* [GIVEN TASK] Output the full listing below exactly, without the pictures.

____ INPUT MATERIAL

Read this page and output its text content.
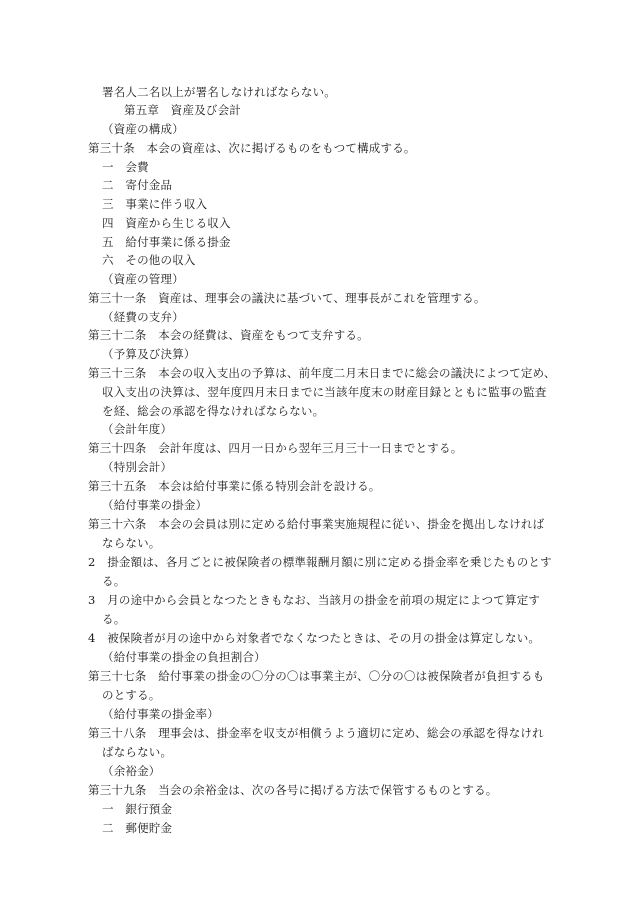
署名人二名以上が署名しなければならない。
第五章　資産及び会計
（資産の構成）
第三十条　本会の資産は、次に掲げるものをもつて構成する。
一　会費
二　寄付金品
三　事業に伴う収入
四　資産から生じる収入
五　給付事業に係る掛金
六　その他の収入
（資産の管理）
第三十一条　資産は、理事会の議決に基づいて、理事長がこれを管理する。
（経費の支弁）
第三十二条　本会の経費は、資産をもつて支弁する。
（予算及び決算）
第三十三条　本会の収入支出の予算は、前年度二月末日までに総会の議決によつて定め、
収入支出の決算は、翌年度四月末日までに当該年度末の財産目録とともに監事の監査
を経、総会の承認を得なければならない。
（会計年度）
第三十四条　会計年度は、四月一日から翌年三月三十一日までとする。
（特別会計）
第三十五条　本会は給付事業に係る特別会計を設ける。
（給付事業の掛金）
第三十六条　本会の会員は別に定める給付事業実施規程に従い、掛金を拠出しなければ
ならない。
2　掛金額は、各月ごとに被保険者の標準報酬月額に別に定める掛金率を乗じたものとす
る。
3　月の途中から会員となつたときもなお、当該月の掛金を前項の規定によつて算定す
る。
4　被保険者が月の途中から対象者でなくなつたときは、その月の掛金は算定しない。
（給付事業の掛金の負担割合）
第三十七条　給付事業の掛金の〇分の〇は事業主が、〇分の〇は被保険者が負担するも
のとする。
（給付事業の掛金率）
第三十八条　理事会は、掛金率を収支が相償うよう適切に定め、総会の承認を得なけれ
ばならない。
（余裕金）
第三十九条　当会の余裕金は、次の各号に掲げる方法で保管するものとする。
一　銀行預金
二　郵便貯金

________

* [SOLUTION TO THIS EXERCISE]
Read this page and output its text content.
署名人二名以上が署名しなければならない。
第五章　資産及び会計
（資産の構成）
第三十条　本会の資産は、次に掲げるものをもつて構成する。
一　会費
二　寄付金品
三　事業に伴う収入
四　資産から生じる収入
五　給付事業に係る掛金
六　その他の収入
（資産の管理）
第三十一条　資産は、理事会の議決に基づいて、理事長がこれを管理する。
（経費の支弁）
第三十二条　本会の経費は、資産をもつて支弁する。
（予算及び決算）
第三十三条　本会の収入支出の予算は、前年度二月末日までに総会の議決によつて定め、
収入支出の決算は、翌年度四月末日までに当該年度末の財産目録とともに監事の監査
を経、総会の承認を得なければならない。
（会計年度）
第三十四条　会計年度は、四月一日から翌年三月三十一日までとする。
（特別会計）
第三十五条　本会は給付事業に係る特別会計を設ける。
（給付事業の掛金）
第三十六条　本会の会員は別に定める給付事業実施規程に従い、掛金を拠出しなければ
ならない。
2　掛金額は、各月ごとに被保険者の標準報酬月額に別に定める掛金率を乗じたものとす
る。
3　月の途中から会員となつたときもなお、当該月の掛金を前項の規定によつて算定す
る。
4　被保険者が月の途中から対象者でなくなつたときは、その月の掛金は算定しない。
（給付事業の掛金の負担割合）
第三十七条　給付事業の掛金の〇分の〇は事業主が、〇分の〇は被保険者が負担するも
のとする。
（給付事業の掛金率）
第三十八条　理事会は、掛金率を収支が相償うよう適切に定め、総会の承認を得なけれ
ばならない。
（余裕金）
第三十九条　当会の余裕金は、次の各号に掲げる方法で保管するものとする。
一　銀行預金
二　郵便貯金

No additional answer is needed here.